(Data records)
<<<<

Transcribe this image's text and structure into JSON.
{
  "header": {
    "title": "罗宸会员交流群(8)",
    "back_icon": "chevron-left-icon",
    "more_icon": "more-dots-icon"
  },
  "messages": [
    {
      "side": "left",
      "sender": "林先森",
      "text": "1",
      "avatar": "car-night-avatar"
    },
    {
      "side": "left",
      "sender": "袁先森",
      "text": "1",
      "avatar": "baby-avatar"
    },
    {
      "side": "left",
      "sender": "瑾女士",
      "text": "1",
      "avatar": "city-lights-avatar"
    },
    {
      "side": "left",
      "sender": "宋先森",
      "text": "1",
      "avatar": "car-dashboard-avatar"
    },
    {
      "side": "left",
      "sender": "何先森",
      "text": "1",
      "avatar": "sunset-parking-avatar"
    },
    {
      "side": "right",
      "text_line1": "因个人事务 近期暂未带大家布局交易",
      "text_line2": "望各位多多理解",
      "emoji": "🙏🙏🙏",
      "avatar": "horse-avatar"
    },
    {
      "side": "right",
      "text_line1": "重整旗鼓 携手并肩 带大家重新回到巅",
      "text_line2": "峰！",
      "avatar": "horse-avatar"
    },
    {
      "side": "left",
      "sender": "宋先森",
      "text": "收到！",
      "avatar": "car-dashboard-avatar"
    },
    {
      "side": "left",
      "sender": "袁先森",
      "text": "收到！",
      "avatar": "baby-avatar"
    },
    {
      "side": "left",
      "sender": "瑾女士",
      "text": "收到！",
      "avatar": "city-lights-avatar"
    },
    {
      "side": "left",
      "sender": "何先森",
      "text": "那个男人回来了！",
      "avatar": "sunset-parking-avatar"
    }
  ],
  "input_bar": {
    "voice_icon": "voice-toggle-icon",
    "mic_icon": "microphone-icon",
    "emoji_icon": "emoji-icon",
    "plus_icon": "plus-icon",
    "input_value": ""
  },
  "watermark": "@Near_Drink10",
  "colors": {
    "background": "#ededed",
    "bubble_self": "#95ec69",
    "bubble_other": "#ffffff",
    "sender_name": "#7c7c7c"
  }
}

>>>>

→ Requirements
Take the entries and copy them out exactly.

→ Written solution
Transcribe this image's text and structure into JSON.
{
  "header": {
    "title": "罗宸会员交流群(8)",
    "back_icon": "chevron-left-icon",
    "more_icon": "more-dots-icon"
  },
  "messages": [
    {
      "side": "left",
      "sender": "林先森",
      "text": "1",
      "avatar": "car-night-avatar"
    },
    {
      "side": "left",
      "sender": "袁先森",
      "text": "1",
      "avatar": "baby-avatar"
    },
    {
      "side": "left",
      "sender": "瑾女士",
      "text": "1",
      "avatar": "city-lights-avatar"
    },
    {
      "side": "left",
      "sender": "宋先森",
      "text": "1",
      "avatar": "car-dashboard-avatar"
    },
    {
      "side": "left",
      "sender": "何先森",
      "text": "1",
      "avatar": "sunset-parking-avatar"
    },
    {
      "side": "right",
      "text_line1": "因个人事务 近期暂未带大家布局交易",
      "text_line2": "望各位多多理解",
      "emoji": "🙏🙏🙏",
      "avatar": "horse-avatar"
    },
    {
      "side": "right",
      "text_line1": "重整旗鼓 携手并肩 带大家重新回到巅",
      "text_line2": "峰！",
      "avatar": "horse-avatar"
    },
    {
      "side": "left",
      "sender": "宋先森",
      "text": "收到！",
      "avatar": "car-dashboard-avatar"
    },
    {
      "side": "left",
      "sender": "袁先森",
      "text": "收到！",
      "avatar": "baby-avatar"
    },
    {
      "side": "left",
      "sender": "瑾女士",
      "text": "收到！",
      "avatar": "city-lights-avatar"
    },
    {
      "side": "left",
      "sender": "何先森",
      "text": "那个男人回来了！",
      "avatar": "sunset-parking-avatar"
    }
  ],
  "input_bar": {
    "voice_icon": "voice-toggle-icon",
    "mic_icon": "microphone-icon",
    "emoji_icon": "emoji-icon",
    "plus_icon": "plus-icon",
    "input_value": ""
  },
  "watermark": "@Near_Drink10",
  "colors": {
    "background": "#ededed",
    "bubble_self": "#95ec69",
    "bubble_other": "#ffffff",
    "sender_name": "#7c7c7c"
  }
}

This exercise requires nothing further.